- **TASK STATEMENT**: Print, word for word, the passage of the Carl Vine forum thread that opens with the words containing "Much of his chamber" and closes with "symphony, and the piano concerto.".

- **GIVEN TEXT**:
==============================

# Carl Vine



## mmsbls

Carl Vine (1954 - ) is an Australian composer and pianist. At the University of Western Australia, he actually studied physics before turning to composing. He was first known as a composer for dance works, but now has written 7 symphonies and 7 concertos.

Much of his chamber music can be found on Tall Poppies Records. His orchestral music is released on ABC Classics. There is a CD of symphonies 1 - 6 as well as his piano and oboe concertos. He has just finished a violin concerto which will be premiered in July. More information on Vine can be found at http://en.wikipedia.org/wiki/Carl_Vine.

Unfortunately, there is not much of his music on Youtube. There are some solo piano pieces, one symphony, and the piano concerto.

I have heard his piano concerto (first movement below) and 4 of his symphonies. The music is very approachable. I especially enjoy Symphony 3 and the piano concerto.

Carl Vine's Piano Concerto 1st movement:


----------



## jhar26

I really like this piano concerto. If his other music is anywhere near as good as this I can imagine myself becoming a fan.


----------



## StlukesguildOhio

You may wish to add Carl Vine to the thread exploring modern and contemporary composers:

http://www.talkclassical.com/11807-exploring-modern-contemporary-music-5.html

The thread was set up to provide a venue to talk about modern and contemporary composers you like and why you like them. I hope than some will discover that there is some marvelous music being produced today... in a great variety of styles... from the most experimental and challenging to the more traditional and immediately accessible.


----------



## Guest

jhar26 said:


> I really like this piano concerto. If his other music is anywhere near as good as this I can imagine myself becoming a fan.


You would probably like his two Piano Sonatas, then.


----------



## chesapeake bay

His piano sonata no 2 is really exceptional, definitely going to listen to more of his music


----------

==============================

- **EXTRACTED DATA**:
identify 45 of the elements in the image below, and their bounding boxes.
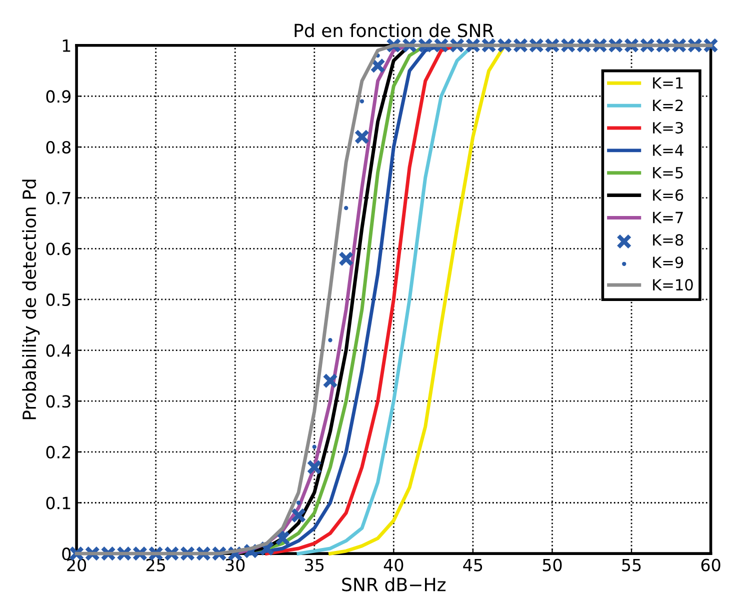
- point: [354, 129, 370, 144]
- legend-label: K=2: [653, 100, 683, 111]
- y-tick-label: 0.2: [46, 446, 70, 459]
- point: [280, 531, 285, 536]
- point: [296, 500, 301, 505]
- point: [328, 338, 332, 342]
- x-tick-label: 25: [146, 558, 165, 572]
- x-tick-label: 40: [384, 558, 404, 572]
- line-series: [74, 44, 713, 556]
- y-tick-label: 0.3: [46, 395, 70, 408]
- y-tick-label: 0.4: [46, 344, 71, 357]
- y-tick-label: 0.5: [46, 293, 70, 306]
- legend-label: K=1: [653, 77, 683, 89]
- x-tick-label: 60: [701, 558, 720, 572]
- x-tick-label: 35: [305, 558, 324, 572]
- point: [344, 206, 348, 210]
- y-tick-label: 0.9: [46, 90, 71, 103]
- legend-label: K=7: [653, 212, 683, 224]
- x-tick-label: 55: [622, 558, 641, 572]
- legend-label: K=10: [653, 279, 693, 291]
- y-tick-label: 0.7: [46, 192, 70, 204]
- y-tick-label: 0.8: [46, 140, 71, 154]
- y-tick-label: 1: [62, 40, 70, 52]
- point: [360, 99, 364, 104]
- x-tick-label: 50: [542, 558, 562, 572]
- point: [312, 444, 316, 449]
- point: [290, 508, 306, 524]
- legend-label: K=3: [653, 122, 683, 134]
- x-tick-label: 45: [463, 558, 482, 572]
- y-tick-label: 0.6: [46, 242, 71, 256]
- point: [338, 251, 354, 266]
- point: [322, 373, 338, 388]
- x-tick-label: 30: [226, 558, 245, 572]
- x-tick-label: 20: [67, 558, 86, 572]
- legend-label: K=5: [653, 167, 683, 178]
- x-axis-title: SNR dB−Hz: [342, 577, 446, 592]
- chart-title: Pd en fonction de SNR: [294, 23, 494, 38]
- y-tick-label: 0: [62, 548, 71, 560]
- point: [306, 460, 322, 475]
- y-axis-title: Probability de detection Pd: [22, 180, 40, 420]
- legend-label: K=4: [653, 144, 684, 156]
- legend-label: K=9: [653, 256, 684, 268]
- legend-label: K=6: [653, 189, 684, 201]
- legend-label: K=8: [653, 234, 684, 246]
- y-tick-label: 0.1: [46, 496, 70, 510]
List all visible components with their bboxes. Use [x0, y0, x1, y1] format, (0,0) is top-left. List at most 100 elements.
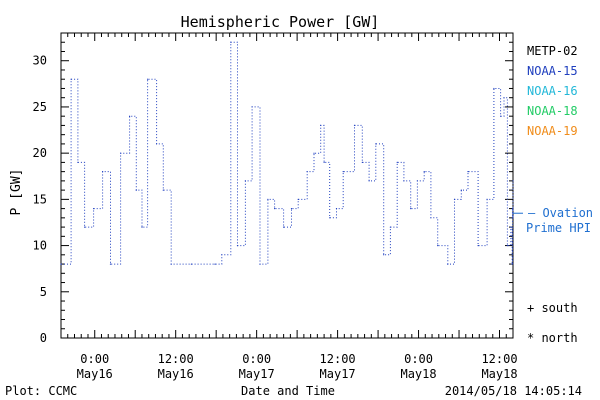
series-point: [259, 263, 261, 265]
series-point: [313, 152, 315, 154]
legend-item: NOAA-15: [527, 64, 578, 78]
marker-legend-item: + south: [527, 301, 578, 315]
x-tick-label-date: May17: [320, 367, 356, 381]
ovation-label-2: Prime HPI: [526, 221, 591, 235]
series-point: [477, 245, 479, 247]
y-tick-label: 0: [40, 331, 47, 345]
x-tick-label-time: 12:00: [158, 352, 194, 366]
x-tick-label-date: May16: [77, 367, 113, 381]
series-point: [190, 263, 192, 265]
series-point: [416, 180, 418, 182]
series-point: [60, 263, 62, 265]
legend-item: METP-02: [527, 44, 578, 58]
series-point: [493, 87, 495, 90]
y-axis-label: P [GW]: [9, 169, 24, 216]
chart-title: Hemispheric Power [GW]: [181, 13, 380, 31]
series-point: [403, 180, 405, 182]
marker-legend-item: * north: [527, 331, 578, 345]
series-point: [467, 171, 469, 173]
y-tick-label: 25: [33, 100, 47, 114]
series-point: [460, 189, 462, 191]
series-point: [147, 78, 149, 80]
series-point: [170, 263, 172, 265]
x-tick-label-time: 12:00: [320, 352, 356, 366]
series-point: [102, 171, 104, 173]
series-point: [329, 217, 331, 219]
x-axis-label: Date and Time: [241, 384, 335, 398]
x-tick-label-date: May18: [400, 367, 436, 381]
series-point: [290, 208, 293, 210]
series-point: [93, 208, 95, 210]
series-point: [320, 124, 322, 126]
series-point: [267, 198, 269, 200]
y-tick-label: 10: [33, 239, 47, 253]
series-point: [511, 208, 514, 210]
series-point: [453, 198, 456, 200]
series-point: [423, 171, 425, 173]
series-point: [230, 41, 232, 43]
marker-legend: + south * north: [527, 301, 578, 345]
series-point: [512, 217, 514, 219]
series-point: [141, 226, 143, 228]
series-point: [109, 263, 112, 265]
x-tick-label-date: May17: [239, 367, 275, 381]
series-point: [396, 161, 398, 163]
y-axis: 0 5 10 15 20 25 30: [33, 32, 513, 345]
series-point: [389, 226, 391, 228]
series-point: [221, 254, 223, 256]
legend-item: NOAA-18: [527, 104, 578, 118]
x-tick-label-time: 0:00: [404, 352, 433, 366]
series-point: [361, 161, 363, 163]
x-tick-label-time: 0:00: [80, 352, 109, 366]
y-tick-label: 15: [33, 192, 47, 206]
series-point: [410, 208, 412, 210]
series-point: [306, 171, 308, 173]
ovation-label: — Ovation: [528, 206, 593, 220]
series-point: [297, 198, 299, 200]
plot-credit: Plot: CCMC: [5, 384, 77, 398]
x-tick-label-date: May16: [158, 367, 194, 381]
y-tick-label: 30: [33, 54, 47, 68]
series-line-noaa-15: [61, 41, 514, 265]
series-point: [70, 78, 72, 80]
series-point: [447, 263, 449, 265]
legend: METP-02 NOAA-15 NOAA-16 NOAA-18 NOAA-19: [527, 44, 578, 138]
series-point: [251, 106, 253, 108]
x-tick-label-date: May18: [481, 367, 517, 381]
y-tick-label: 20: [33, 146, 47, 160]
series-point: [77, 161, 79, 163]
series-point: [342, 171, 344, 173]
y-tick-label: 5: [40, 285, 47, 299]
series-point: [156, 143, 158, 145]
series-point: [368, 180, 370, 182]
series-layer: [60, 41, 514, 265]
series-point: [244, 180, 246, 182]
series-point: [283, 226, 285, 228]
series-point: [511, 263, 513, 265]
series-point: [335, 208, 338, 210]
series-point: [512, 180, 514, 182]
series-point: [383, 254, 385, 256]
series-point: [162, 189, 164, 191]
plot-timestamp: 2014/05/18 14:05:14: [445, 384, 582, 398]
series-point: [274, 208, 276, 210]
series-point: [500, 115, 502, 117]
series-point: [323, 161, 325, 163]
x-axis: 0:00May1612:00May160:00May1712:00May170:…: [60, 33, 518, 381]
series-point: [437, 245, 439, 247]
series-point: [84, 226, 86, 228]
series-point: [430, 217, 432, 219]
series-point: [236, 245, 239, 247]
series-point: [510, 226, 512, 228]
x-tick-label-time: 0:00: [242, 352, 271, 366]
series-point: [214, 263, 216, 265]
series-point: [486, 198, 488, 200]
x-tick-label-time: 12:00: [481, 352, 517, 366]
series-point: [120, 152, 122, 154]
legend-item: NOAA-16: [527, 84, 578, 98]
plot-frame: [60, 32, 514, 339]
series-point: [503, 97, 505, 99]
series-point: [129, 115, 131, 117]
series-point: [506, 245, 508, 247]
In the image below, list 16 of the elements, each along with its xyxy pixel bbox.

==============================

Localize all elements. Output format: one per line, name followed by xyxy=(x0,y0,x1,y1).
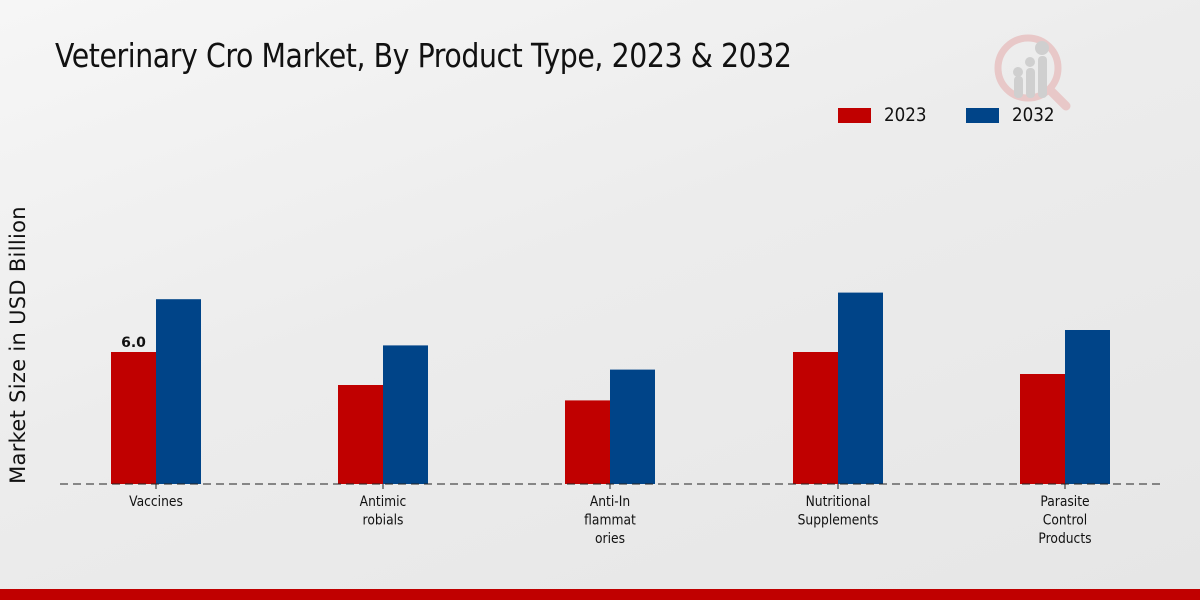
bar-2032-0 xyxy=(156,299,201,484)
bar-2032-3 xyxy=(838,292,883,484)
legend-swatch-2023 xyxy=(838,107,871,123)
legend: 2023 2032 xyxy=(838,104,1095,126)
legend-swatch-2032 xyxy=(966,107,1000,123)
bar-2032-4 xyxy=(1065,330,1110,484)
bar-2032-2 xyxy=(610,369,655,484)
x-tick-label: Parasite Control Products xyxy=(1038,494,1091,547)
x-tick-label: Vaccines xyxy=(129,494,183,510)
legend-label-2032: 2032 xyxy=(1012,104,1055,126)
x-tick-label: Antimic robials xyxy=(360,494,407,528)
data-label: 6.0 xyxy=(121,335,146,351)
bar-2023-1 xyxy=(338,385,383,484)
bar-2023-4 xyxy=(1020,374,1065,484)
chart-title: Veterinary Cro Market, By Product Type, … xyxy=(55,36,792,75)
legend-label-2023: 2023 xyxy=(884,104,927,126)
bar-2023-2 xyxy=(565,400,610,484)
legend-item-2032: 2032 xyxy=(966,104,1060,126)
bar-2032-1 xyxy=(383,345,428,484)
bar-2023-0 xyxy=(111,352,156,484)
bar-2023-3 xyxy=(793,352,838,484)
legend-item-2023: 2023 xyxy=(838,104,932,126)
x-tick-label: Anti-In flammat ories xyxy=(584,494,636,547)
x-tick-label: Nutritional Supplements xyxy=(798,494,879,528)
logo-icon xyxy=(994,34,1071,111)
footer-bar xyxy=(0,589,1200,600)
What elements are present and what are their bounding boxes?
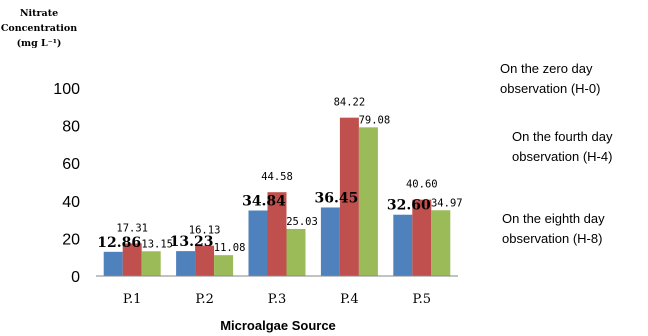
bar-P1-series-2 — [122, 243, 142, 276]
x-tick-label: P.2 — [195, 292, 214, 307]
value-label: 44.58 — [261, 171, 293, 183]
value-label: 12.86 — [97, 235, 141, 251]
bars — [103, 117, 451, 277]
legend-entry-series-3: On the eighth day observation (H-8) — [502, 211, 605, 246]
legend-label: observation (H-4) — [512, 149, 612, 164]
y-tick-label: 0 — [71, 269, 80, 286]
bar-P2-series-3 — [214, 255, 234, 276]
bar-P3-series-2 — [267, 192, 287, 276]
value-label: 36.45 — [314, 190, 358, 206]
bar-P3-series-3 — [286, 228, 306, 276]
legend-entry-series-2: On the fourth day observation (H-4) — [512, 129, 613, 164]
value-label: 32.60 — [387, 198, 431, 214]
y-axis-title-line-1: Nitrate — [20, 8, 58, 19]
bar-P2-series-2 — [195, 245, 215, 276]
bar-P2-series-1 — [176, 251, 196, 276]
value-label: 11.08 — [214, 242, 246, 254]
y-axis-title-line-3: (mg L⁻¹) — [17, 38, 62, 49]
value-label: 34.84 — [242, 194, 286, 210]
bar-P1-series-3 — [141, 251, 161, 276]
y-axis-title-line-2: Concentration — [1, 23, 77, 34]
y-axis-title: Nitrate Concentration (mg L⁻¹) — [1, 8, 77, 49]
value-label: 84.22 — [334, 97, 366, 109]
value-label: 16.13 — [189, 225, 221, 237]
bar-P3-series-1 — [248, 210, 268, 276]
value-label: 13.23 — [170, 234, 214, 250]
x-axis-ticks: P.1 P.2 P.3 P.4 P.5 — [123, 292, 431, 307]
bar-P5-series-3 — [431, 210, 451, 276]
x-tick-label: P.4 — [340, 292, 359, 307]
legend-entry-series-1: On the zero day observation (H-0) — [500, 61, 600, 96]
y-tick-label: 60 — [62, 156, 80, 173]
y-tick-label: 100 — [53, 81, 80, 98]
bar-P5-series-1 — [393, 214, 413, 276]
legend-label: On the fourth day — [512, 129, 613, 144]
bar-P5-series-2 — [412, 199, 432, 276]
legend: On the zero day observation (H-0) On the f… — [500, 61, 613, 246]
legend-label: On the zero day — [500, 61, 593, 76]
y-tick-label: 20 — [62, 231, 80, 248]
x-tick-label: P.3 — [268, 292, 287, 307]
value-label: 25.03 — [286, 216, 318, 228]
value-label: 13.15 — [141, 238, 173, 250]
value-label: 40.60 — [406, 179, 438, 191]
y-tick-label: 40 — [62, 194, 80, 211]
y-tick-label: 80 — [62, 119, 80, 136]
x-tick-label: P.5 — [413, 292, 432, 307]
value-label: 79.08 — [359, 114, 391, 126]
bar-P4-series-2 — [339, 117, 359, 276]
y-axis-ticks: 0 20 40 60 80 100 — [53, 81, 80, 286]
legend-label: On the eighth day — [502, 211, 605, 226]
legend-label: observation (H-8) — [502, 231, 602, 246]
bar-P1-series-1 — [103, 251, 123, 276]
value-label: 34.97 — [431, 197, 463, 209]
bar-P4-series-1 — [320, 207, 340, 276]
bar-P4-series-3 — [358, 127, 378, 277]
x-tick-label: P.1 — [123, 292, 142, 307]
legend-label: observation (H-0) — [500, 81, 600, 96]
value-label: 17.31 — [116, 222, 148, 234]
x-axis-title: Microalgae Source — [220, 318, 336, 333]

==============================

- **REPLY TO THE TASK**:
Much of his chamber music can be found on Tall Poppies Records. His orchestral music is released on ABC Classics. There is a CD of symphonies 1 - 6 as well as his piano and oboe concertos. He has just finished a violin concerto which will be premiered in July. More information on Vine can be found at http://en.wikipedia.org/wiki/Carl_Vine.

Unfortunately, there is not much of his music on Youtube. There are some solo piano pieces, one symphony, and the piano concerto.